> Task brief
Check every line below for the word "Titulação" and copy each one that has it.

— Begin Record list —

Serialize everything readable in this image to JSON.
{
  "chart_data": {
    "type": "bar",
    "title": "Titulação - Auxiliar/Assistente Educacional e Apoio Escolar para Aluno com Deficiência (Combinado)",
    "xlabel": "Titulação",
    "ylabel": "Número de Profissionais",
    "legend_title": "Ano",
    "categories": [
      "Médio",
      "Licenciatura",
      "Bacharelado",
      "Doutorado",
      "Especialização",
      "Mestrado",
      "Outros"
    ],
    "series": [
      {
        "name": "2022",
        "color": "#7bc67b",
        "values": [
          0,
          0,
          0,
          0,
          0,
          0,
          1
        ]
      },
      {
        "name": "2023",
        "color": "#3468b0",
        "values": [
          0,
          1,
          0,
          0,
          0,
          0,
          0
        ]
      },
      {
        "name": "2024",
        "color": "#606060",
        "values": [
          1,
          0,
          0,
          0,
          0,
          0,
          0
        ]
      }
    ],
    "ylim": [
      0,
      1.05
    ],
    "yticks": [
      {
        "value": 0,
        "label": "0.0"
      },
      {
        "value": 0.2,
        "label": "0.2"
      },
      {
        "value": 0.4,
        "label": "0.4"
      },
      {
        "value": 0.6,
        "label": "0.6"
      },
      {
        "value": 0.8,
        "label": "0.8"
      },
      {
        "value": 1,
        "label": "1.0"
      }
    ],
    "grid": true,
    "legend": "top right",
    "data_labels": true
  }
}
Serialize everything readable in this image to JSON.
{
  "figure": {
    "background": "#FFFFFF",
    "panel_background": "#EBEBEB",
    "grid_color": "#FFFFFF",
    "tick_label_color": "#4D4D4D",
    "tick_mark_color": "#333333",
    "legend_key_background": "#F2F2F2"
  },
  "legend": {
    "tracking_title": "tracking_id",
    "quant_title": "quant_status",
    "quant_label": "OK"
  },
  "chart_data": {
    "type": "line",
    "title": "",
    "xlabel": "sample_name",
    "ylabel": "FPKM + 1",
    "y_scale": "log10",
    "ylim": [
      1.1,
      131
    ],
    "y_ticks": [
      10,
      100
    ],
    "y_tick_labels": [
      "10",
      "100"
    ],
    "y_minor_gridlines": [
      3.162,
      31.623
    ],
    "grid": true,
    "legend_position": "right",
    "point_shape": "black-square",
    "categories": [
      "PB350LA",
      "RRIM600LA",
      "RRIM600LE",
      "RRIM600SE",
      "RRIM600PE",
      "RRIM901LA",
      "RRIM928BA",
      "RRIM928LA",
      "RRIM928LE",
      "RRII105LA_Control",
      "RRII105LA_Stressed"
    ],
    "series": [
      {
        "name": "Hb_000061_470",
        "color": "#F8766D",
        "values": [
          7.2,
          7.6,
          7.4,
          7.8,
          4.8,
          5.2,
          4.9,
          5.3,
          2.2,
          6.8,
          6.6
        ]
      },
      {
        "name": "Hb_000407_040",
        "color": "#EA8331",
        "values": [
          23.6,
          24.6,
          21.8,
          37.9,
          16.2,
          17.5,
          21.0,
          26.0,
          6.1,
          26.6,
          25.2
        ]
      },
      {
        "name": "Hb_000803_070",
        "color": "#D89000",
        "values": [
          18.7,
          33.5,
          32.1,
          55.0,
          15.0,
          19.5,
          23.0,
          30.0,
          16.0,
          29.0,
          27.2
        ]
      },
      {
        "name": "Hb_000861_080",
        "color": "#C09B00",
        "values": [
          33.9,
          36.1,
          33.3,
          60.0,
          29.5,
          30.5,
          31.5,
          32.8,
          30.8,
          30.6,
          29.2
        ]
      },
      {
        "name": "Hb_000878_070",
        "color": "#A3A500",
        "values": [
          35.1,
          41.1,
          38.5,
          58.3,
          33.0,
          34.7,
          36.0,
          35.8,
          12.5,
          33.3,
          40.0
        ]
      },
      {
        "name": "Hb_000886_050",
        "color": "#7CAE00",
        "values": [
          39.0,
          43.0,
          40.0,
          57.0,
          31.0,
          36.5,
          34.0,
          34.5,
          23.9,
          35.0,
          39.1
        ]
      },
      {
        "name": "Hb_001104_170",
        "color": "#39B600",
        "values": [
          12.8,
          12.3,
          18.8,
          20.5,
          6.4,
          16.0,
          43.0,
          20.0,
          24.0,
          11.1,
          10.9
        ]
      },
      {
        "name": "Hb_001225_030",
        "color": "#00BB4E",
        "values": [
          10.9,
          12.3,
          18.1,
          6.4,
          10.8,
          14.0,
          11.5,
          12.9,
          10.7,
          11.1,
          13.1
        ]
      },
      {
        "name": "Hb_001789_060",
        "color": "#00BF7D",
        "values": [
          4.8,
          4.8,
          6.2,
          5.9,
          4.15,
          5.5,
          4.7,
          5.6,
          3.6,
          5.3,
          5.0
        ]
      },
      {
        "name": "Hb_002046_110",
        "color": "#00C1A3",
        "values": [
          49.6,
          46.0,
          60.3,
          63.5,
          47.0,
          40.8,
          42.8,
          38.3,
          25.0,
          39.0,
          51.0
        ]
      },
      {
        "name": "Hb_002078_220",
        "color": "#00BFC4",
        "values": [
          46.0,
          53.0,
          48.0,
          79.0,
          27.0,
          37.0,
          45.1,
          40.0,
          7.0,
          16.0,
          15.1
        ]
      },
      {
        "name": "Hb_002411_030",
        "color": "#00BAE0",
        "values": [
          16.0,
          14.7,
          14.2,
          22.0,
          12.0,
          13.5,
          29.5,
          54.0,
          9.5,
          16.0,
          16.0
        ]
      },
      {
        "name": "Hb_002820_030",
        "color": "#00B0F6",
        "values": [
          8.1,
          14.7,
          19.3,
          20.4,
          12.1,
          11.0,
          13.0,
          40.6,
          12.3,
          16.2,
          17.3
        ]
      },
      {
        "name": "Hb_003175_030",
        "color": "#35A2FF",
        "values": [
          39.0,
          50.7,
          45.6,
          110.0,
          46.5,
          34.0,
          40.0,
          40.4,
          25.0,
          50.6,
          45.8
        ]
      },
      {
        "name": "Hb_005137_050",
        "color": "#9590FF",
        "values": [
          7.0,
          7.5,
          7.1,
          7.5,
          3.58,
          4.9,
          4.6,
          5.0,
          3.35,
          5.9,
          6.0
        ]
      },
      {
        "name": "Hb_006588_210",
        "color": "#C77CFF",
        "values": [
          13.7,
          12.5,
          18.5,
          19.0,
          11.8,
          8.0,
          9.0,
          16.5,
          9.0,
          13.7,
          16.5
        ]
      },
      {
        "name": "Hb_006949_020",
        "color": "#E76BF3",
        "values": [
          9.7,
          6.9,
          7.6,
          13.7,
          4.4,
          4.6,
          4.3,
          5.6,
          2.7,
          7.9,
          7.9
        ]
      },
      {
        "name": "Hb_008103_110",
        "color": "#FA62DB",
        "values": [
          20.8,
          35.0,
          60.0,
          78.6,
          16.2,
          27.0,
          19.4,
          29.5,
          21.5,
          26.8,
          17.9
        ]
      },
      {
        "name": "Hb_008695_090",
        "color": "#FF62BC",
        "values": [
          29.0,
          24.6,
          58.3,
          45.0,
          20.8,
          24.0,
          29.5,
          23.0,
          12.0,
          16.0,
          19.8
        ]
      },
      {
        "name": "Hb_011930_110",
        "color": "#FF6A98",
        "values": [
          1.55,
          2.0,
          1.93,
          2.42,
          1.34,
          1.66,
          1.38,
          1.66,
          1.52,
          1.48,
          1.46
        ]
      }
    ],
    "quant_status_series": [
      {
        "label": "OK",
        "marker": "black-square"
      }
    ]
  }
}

— End Record list —

> Exercise answer
    "title": "Titulação - Auxiliar/Assistente Educacional e Apoio Escolar para Aluno com Deficiência (Combinado)",
    "xlabel": "Titulação",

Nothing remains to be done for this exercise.